▸ **Exercise directions**: Every line of the material below should be repeated exactly.

▸ **Data section**:
---*---
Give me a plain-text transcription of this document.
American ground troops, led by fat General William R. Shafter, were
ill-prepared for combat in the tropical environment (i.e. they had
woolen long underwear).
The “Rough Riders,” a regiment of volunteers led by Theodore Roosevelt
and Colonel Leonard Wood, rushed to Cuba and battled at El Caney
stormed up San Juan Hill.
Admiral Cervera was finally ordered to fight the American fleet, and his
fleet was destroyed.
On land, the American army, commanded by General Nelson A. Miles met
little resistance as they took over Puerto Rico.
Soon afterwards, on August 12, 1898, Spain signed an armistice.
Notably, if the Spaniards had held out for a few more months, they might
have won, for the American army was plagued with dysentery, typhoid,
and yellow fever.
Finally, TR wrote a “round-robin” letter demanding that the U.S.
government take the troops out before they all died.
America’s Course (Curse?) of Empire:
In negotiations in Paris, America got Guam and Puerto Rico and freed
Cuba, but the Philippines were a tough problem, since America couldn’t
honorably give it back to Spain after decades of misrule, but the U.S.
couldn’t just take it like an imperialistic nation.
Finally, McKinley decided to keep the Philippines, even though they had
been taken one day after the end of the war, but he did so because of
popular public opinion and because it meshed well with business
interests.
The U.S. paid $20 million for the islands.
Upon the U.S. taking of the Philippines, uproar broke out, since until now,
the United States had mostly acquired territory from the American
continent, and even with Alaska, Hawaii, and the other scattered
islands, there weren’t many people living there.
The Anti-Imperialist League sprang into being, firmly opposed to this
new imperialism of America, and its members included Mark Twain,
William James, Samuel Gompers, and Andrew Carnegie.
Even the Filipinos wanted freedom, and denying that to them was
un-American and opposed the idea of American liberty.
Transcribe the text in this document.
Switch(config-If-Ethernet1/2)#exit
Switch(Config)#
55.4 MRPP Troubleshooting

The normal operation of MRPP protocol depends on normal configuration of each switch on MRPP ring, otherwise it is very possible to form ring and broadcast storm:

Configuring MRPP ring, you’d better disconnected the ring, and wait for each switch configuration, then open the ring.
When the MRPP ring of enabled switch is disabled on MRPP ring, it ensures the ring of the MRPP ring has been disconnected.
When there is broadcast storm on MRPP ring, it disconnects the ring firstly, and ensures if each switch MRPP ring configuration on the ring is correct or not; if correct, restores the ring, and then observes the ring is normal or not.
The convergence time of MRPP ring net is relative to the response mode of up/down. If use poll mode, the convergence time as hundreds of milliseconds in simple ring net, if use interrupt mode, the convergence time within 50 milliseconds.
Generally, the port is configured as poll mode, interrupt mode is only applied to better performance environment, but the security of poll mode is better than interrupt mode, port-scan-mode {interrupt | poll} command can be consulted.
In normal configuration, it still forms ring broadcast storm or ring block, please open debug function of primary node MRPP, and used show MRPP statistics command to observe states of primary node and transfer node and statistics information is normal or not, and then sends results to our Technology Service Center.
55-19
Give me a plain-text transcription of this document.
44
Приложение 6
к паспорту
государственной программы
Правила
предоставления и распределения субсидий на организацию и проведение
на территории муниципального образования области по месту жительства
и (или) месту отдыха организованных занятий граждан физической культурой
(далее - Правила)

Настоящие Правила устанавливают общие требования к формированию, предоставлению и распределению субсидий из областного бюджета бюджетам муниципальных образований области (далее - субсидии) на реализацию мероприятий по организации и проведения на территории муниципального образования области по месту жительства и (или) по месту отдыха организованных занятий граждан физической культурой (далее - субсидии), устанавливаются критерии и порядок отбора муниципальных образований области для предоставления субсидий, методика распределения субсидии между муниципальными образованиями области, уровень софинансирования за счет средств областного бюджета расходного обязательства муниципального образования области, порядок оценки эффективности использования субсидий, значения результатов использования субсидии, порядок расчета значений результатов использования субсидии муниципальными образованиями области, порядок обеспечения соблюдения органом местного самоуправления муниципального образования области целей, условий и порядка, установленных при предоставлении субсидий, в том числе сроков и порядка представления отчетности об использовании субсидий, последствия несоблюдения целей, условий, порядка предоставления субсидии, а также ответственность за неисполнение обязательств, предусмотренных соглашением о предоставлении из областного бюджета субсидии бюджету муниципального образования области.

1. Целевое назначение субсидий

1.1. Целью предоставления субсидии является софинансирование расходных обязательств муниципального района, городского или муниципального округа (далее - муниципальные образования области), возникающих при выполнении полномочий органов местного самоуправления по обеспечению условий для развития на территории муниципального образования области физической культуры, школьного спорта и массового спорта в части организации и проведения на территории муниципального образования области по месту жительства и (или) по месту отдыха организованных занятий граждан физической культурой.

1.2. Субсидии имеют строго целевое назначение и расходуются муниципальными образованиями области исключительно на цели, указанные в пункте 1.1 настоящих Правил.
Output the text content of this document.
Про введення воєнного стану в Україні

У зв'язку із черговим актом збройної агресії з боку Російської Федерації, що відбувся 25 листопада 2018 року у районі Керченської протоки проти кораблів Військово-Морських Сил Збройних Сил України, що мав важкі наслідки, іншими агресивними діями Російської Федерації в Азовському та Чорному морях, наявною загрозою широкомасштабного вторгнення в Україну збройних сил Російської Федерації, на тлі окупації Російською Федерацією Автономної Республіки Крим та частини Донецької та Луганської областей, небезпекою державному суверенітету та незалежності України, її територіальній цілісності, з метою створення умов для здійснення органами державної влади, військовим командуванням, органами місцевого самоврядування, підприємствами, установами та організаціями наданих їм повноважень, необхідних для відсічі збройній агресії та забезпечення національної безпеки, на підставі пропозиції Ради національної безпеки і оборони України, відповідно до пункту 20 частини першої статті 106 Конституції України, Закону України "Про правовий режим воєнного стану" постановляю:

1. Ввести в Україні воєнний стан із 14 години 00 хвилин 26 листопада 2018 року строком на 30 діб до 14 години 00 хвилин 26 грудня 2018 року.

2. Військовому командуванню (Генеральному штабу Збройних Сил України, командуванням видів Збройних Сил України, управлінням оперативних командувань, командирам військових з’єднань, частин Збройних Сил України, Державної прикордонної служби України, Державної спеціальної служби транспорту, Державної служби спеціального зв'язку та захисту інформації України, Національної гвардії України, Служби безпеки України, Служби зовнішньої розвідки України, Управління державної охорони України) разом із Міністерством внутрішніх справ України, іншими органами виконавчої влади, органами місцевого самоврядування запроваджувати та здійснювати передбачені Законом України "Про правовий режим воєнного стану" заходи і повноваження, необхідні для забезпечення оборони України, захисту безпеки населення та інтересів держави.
---*---
▸ **Result for this task**:
Give me a plain-text transcription of this document.
American ground troops, led by fat General William R. Shafter, were
ill-prepared for combat in the tropical environment (i.e. they had
woolen long underwear).
The “Rough Riders,” a regiment of volunteers led by Theodore Roosevelt
and Colonel Leonard Wood, rushed to Cuba and battled at El Caney
stormed up San Juan Hill.
Admiral Cervera was finally ordered to fight the American fleet, and his
fleet was destroyed.
On land, the American army, commanded by General Nelson A. Miles met
little resistance as they took over Puerto Rico.
Soon afterwards, on August 12, 1898, Spain signed an armistice.
Notably, if the Spaniards had held out for a few more months, they might
have won, for the American army was plagued with dysentery, typhoid,
and yellow fever.
Finally, TR wrote a “round-robin” letter demanding that the U.S.
government take the troops out before they all died.
America’s Course (Curse?) of Empire:
In negotiations in Paris, America got Guam and Puerto Rico and freed
Cuba, but the Philippines were a tough problem, since America couldn’t
honorably give it back to Spain after decades of misrule, but the U.S.
couldn’t just take it like an imperialistic nation.
Finally, McKinley decided to keep the Philippines, even though they had
been taken one day after the end of the war, but he did so because of
popular public opinion and because it meshed well with business
interests.
The U.S. paid $20 million for the islands.
Upon the U.S. taking of the Philippines, uproar broke out, since until now,
the United States had mostly acquired territory from the American
continent, and even with Alaska, Hawaii, and the other scattered
islands, there weren’t many people living there.
The Anti-Imperialist League sprang into being, firmly opposed to this
new imperialism of America, and its members included Mark Twain,
William James, Samuel Gompers, and Andrew Carnegie.
Even the Filipinos wanted freedom, and denying that to them was
un-American and opposed the idea of American liberty.
Transcribe the text in this document.
Switch(config-If-Ethernet1/2)#exit
Switch(Config)#
55.4 MRPP Troubleshooting

The normal operation of MRPP protocol depends on normal configuration of each switch on MRPP ring, otherwise it is very possible to form ring and broadcast storm:

Configuring MRPP ring, you’d better disconnected the ring, and wait for each switch configuration, then open the ring.
When the MRPP ring of enabled switch is disabled on MRPP ring, it ensures the ring of the MRPP ring has been disconnected.
When there is broadcast storm on MRPP ring, it disconnects the ring firstly, and ensures if each switch MRPP ring configuration on the ring is correct or not; if correct, restores the ring, and then observes the ring is normal or not.
The convergence time of MRPP ring net is relative to the response mode of up/down. If use poll mode, the convergence time as hundreds of milliseconds in simple ring net, if use interrupt mode, the convergence time within 50 milliseconds.
Generally, the port is configured as poll mode, interrupt mode is only applied to better performance environment, but the security of poll mode is better than interrupt mode, port-scan-mode {interrupt | poll} command can be consulted.
In normal configuration, it still forms ring broadcast storm or ring block, please open debug function of primary node MRPP, and used show MRPP statistics command to observe states of primary node and transfer node and statistics information is normal or not, and then sends results to our Technology Service Center.
55-19
Give me a plain-text transcription of this document.
44
Приложение 6
к паспорту
государственной программы
Правила
предоставления и распределения субсидий на организацию и проведение
на территории муниципального образования области по месту жительства
и (или) месту отдыха организованных занятий граждан физической культурой
(далее - Правила)

Настоящие Правила устанавливают общие требования к формированию, предоставлению и распределению субсидий из областного бюджета бюджетам муниципальных образований области (далее - субсидии) на реализацию мероприятий по организации и проведения на территории муниципального образования области по месту жительства и (или) по месту отдыха организованных занятий граждан физической культурой (далее - субсидии), устанавливаются критерии и порядок отбора муниципальных образований области для предоставления субсидий, методика распределения субсидии между муниципальными образованиями области, уровень софинансирования за счет средств областного бюджета расходного обязательства муниципального образования области, порядок оценки эффективности использования субсидий, значения результатов использования субсидии, порядок расчета значений результатов использования субсидии муниципальными образованиями области, порядок обеспечения соблюдения органом местного самоуправления муниципального образования области целей, условий и порядка, установленных при предоставлении субсидий, в том числе сроков и порядка представления отчетности об использовании субсидий, последствия несоблюдения целей, условий, порядка предоставления субсидии, а также ответственность за неисполнение обязательств, предусмотренных соглашением о предоставлении из областного бюджета субсидии бюджету муниципального образования области.

1. Целевое назначение субсидий

1.1. Целью предоставления субсидии является софинансирование расходных обязательств муниципального района, городского или муниципального округа (далее - муниципальные образования области), возникающих при выполнении полномочий органов местного самоуправления по обеспечению условий для развития на территории муниципального образования области физической культуры, школьного спорта и массового спорта в части организации и проведения на территории муниципального образования области по месту жительства и (или) по месту отдыха организованных занятий граждан физической культурой.

1.2. Субсидии имеют строго целевое назначение и расходуются муниципальными образованиями области исключительно на цели, указанные в пункте 1.1 настоящих Правил.
Output the text content of this document.
Про введення воєнного стану в Україні

У зв'язку із черговим актом збройної агресії з боку Російської Федерації, що відбувся 25 листопада 2018 року у районі Керченської протоки проти кораблів Військово-Морських Сил Збройних Сил України, що мав важкі наслідки, іншими агресивними діями Російської Федерації в Азовському та Чорному морях, наявною загрозою широкомасштабного вторгнення в Україну збройних сил Російської Федерації, на тлі окупації Російською Федерацією Автономної Республіки Крим та частини Донецької та Луганської областей, небезпекою державному суверенітету та незалежності України, її територіальній цілісності, з метою створення умов для здійснення органами державної влади, військовим командуванням, органами місцевого самоврядування, підприємствами, установами та організаціями наданих їм повноважень, необхідних для відсічі збройній агресії та забезпечення національної безпеки, на підставі пропозиції Ради національної безпеки і оборони України, відповідно до пункту 20 частини першої статті 106 Конституції України, Закону України "Про правовий режим воєнного стану" постановляю:

1. Ввести в Україні воєнний стан із 14 години 00 хвилин 26 листопада 2018 року строком на 30 діб до 14 години 00 хвилин 26 грудня 2018 року.

2. Військовому командуванню (Генеральному штабу Збройних Сил України, командуванням видів Збройних Сил України, управлінням оперативних командувань, командирам військових з’єднань, частин Збройних Сил України, Державної прикордонної служби України, Державної спеціальної служби транспорту, Державної служби спеціального зв'язку та захисту інформації України, Національної гвардії України, Служби безпеки України, Служби зовнішньої розвідки України, Управління державної охорони України) разом із Міністерством внутрішніх справ України, іншими органами виконавчої влади, органами місцевого самоврядування запроваджувати та здійснювати передбачені Законом України "Про правовий режим воєнного стану" заходи і повноваження, необхідні для забезпечення оборони України, захисту безпеки населення та інтересів держави.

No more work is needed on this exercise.